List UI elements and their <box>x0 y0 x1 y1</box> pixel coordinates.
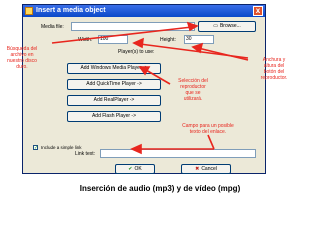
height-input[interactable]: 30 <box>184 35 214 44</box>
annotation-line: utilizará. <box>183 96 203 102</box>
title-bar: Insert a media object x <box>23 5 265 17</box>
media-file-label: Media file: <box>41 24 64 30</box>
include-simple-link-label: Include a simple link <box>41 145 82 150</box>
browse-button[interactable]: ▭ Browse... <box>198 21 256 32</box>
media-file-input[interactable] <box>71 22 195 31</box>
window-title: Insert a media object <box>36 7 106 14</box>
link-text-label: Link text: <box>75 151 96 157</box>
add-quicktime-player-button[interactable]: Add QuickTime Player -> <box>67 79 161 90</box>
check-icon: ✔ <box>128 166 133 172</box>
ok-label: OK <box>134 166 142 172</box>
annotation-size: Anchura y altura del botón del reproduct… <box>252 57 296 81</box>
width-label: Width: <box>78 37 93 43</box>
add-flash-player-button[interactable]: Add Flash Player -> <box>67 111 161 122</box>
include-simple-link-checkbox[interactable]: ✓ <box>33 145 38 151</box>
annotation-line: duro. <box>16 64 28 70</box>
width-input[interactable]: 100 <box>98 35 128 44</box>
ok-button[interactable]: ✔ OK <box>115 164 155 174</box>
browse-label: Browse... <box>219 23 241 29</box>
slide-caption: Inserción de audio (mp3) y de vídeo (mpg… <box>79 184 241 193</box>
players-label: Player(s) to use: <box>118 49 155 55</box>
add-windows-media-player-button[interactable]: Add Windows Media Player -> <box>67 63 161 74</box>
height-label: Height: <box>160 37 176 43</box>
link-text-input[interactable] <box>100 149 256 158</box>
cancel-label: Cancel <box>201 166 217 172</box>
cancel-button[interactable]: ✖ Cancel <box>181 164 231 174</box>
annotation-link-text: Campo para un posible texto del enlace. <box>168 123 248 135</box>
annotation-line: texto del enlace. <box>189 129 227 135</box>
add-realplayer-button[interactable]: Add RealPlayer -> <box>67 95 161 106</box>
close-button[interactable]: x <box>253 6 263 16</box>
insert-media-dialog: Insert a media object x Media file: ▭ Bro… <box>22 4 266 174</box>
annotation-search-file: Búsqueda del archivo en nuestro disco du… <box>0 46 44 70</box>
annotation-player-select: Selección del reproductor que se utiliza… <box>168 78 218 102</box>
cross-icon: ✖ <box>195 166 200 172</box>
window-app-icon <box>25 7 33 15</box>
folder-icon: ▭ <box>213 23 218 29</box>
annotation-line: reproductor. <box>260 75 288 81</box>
==
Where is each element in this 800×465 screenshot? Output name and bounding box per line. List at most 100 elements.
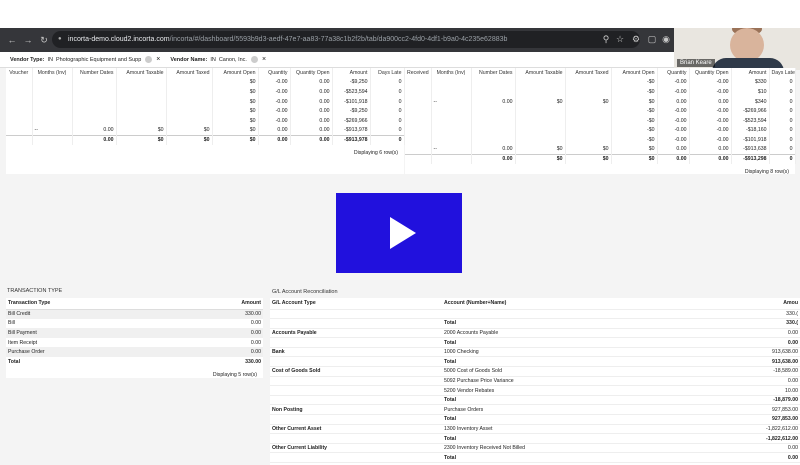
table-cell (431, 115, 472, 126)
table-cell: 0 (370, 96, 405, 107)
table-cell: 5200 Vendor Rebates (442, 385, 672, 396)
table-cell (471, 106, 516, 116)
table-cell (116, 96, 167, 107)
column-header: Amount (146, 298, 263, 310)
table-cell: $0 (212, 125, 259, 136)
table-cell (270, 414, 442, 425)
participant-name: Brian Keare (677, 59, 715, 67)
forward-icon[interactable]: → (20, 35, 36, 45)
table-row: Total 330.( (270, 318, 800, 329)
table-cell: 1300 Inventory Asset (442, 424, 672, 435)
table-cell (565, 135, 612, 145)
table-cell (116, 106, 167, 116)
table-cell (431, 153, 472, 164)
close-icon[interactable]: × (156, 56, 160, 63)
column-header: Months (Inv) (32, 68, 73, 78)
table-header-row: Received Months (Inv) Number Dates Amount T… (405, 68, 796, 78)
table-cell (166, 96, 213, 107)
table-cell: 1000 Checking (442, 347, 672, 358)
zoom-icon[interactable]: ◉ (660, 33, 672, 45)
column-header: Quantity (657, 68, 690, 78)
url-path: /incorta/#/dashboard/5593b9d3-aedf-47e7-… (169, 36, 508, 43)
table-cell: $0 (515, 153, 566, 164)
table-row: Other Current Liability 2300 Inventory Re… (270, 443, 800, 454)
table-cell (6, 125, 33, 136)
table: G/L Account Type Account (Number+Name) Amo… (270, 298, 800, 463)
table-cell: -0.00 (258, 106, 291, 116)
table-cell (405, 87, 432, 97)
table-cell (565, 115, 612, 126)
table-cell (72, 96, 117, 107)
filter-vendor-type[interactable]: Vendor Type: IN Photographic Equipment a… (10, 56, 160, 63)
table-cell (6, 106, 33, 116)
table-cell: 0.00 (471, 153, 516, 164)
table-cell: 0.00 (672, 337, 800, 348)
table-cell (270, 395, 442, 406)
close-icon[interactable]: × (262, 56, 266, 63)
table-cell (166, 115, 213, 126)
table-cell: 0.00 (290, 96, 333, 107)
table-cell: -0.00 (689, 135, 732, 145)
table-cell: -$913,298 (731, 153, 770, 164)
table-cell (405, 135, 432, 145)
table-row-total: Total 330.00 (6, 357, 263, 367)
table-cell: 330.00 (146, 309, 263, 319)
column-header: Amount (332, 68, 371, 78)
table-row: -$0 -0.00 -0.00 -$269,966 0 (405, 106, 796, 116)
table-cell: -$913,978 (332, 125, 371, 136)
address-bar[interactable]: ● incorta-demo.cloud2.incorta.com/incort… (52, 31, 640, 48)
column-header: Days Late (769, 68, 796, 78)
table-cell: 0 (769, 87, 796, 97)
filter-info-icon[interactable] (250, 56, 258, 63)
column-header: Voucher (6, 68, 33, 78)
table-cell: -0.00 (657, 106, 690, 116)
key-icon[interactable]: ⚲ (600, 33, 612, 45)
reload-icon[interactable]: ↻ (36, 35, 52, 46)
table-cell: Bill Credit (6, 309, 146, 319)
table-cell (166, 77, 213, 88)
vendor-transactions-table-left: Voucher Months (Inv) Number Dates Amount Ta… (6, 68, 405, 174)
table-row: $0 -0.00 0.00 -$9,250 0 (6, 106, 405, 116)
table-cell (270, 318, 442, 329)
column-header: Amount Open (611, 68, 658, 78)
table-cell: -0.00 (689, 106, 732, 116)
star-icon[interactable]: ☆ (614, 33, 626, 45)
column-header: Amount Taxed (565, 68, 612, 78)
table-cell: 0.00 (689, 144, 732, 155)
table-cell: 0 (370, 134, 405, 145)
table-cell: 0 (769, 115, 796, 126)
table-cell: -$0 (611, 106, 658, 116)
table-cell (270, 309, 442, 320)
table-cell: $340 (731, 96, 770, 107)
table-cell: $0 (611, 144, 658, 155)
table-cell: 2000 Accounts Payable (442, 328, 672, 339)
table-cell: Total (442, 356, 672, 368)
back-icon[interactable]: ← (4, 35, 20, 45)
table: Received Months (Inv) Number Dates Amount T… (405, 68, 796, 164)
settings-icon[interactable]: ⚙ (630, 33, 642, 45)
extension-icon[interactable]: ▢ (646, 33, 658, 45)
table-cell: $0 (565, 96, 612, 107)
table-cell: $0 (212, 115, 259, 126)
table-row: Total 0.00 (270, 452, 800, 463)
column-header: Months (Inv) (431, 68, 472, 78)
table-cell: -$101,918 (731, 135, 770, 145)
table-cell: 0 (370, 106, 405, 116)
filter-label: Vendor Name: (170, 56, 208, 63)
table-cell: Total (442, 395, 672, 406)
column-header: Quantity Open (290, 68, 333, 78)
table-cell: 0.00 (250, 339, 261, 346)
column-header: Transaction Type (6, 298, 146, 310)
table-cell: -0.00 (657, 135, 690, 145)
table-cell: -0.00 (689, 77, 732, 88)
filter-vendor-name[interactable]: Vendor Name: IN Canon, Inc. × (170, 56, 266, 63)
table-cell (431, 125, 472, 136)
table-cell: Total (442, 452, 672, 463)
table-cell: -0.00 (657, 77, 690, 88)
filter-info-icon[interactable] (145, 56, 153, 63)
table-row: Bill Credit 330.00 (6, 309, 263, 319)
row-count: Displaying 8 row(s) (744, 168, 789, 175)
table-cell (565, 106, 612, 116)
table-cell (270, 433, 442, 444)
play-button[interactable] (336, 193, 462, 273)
==
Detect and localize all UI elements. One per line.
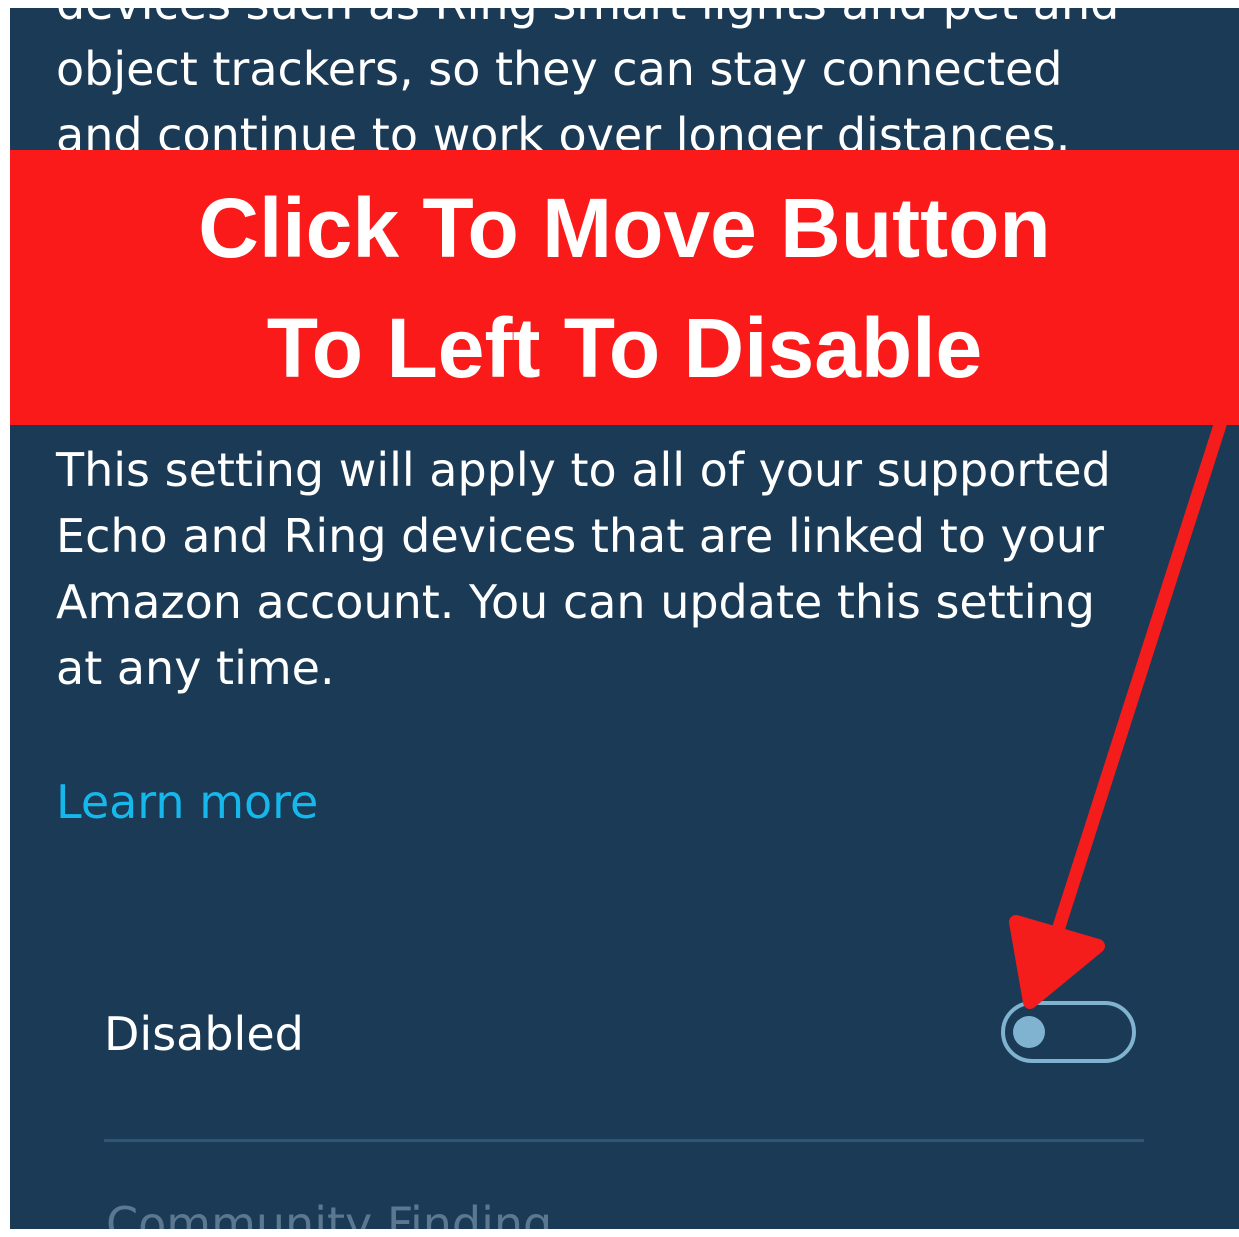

### [Problem to work on]
Return the lines between the one holding "List UI elements" and the one holding "players-label: Player(s) to", inclusive, reproducing them unchanged from the entries. Leave the pictures out of the answer.

### [Response to the exercise]
List UI elements and their <box>x0 y0 x1 y1</box> pixel coordinates.
height-input[interactable]: 30 <box>184 35 214 44</box>
annotation-line: utilizará. <box>183 96 203 102</box>
title-bar: Insert a media object x <box>23 5 265 17</box>
media-file-label: Media file: <box>41 24 64 30</box>
include-simple-link-label: Include a simple link <box>41 145 82 150</box>
browse-button[interactable]: ▭ Browse... <box>198 21 256 32</box>
media-file-input[interactable] <box>71 22 195 31</box>
window-title: Insert a media object <box>36 7 106 14</box>
link-text-label: Link text: <box>75 151 96 157</box>
add-quicktime-player-button[interactable]: Add QuickTime Player -> <box>67 79 161 90</box>
check-icon: ✔ <box>128 166 133 172</box>
ok-label: OK <box>134 166 142 172</box>
annotation-size: Anchura y altura del botón del reproduct… <box>252 57 296 81</box>
width-label: Width: <box>78 37 93 43</box>
add-flash-player-button[interactable]: Add Flash Player -> <box>67 111 161 122</box>
include-simple-link-checkbox[interactable]: ✓ <box>33 145 38 151</box>
annotation-line: duro. <box>16 64 28 70</box>
width-input[interactable]: 100 <box>98 35 128 44</box>
ok-button[interactable]: ✔ OK <box>115 164 155 174</box>
browse-label: Browse... <box>219 23 241 29</box>
slide-caption: Inserción de audio (mp3) y de vídeo (mpg… <box>79 184 241 193</box>
players-label: Player(s) to use: <box>118 49 155 55</box>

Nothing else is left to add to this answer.